> _Data for this task_
+ + + +

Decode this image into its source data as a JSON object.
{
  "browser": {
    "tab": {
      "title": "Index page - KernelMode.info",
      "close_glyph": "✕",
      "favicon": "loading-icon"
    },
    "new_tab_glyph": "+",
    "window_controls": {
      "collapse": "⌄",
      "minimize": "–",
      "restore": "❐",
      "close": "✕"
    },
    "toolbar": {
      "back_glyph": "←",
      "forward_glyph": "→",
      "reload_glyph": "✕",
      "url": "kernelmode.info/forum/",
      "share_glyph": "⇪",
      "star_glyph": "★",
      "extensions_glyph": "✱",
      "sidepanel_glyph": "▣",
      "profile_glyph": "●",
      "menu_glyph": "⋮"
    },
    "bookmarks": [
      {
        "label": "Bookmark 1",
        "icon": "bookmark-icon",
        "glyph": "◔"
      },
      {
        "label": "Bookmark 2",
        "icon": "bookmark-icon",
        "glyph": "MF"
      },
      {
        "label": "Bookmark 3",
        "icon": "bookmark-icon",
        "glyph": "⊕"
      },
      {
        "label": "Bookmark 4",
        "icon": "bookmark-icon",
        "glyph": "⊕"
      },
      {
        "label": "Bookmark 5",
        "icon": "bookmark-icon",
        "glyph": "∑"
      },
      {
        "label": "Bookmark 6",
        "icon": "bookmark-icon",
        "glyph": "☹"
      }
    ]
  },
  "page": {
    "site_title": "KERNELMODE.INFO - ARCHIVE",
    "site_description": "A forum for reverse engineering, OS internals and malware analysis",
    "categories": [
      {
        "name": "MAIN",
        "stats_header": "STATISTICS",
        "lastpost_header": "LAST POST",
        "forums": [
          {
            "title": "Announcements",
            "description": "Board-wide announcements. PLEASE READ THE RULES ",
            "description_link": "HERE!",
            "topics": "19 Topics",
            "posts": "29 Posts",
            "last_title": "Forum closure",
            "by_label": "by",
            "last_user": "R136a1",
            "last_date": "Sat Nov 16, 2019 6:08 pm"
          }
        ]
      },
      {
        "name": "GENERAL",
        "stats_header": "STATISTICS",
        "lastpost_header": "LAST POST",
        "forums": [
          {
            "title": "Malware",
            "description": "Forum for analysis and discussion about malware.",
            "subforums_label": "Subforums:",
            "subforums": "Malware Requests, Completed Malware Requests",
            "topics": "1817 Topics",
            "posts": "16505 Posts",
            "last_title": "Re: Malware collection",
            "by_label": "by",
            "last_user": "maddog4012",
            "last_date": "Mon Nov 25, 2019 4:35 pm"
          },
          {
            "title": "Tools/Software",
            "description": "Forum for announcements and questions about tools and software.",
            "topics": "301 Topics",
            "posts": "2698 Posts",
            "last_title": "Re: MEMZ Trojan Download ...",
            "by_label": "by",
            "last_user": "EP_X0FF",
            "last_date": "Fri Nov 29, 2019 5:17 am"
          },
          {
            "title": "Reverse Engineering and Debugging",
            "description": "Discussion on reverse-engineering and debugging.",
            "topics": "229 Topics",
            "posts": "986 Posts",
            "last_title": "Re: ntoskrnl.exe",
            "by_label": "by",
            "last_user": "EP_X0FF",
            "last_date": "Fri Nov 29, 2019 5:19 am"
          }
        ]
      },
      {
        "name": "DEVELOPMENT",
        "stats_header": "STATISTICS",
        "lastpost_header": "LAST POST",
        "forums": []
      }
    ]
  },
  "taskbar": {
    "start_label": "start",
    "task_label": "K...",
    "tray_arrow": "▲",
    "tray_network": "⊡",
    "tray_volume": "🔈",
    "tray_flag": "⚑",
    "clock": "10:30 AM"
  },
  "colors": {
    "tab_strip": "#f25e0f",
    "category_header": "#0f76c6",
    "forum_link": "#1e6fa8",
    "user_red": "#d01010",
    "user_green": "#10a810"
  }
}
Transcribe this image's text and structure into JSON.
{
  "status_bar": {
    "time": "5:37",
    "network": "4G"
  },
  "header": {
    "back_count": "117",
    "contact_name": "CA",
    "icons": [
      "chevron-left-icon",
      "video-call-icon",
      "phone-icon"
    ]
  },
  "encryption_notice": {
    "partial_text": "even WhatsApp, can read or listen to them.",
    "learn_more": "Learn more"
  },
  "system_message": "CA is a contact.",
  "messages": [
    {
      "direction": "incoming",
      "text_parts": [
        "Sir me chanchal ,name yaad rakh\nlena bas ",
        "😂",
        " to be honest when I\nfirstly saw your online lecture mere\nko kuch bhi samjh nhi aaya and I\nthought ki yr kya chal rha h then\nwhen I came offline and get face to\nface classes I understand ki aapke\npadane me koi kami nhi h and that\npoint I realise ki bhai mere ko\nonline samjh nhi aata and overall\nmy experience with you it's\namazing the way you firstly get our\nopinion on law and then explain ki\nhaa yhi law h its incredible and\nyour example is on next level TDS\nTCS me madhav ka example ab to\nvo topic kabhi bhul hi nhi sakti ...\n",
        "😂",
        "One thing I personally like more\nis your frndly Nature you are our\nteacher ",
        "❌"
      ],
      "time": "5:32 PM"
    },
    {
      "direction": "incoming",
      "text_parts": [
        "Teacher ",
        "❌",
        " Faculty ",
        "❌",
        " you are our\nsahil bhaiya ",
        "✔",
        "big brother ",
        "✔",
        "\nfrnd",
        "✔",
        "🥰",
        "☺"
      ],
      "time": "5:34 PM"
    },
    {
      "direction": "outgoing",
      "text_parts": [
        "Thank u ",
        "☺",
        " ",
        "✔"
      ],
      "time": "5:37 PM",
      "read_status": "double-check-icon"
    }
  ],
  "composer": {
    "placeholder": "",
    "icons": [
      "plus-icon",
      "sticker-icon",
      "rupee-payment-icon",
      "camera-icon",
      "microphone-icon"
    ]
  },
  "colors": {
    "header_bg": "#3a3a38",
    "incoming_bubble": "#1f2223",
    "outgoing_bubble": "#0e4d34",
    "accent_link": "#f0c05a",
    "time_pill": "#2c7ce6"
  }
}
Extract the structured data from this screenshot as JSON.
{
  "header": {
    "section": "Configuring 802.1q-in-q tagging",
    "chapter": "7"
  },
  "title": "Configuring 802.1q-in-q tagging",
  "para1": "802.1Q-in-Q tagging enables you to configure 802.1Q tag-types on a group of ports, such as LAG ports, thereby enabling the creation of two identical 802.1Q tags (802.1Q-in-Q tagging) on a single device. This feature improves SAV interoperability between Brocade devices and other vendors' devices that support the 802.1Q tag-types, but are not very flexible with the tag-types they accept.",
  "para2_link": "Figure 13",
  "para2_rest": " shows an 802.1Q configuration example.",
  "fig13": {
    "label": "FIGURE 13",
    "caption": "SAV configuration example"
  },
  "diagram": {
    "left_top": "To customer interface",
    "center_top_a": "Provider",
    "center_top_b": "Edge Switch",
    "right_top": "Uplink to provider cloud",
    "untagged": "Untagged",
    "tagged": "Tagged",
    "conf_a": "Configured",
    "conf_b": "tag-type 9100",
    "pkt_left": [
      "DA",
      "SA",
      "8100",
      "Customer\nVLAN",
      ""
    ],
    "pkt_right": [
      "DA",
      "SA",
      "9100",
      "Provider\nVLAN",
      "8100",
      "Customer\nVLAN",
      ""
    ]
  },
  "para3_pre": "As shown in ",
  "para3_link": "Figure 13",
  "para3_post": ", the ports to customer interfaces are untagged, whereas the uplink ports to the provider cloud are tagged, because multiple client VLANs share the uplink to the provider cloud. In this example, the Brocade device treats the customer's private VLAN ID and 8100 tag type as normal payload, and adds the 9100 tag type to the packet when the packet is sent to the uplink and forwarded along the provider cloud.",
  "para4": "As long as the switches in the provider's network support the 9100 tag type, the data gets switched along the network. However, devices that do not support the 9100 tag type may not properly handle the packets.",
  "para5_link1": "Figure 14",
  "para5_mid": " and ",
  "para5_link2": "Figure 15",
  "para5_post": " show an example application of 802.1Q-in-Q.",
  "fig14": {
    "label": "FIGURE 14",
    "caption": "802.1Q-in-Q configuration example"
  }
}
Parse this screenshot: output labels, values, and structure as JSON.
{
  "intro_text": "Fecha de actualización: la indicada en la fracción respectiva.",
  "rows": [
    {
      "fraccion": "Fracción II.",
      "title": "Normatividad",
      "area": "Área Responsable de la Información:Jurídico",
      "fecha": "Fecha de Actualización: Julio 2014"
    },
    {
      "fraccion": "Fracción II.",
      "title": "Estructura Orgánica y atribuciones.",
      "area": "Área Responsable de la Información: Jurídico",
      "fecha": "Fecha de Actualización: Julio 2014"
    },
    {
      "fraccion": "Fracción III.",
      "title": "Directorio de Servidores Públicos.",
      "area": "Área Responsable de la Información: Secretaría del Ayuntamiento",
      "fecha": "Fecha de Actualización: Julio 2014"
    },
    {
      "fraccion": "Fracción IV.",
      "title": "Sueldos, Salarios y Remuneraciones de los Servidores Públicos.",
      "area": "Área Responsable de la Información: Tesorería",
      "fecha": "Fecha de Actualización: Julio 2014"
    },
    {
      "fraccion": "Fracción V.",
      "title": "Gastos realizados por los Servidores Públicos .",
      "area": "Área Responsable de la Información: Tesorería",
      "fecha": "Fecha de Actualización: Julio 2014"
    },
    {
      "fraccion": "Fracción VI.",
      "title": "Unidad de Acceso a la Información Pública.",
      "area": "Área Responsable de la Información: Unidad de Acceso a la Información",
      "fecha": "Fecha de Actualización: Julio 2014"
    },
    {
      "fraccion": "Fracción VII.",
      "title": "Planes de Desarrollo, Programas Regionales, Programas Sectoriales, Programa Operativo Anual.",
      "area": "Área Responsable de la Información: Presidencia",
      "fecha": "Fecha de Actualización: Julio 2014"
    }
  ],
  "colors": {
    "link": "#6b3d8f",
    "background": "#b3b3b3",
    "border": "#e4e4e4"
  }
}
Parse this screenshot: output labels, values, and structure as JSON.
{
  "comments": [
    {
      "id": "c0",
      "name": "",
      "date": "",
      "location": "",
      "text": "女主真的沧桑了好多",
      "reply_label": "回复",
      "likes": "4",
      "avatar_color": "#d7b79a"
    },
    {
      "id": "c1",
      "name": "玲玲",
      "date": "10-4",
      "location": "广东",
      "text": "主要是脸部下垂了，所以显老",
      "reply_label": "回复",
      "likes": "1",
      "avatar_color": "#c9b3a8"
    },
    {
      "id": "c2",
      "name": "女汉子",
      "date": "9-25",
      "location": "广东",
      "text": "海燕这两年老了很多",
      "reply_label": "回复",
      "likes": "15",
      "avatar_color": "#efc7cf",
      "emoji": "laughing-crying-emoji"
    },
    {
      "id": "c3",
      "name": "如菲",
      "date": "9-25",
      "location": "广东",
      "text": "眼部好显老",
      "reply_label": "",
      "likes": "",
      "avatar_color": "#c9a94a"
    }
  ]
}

+ + + +

> _Problem_
Give the number of lines in the records that contain the string "along", and nothing besides.

> _Solution below_
2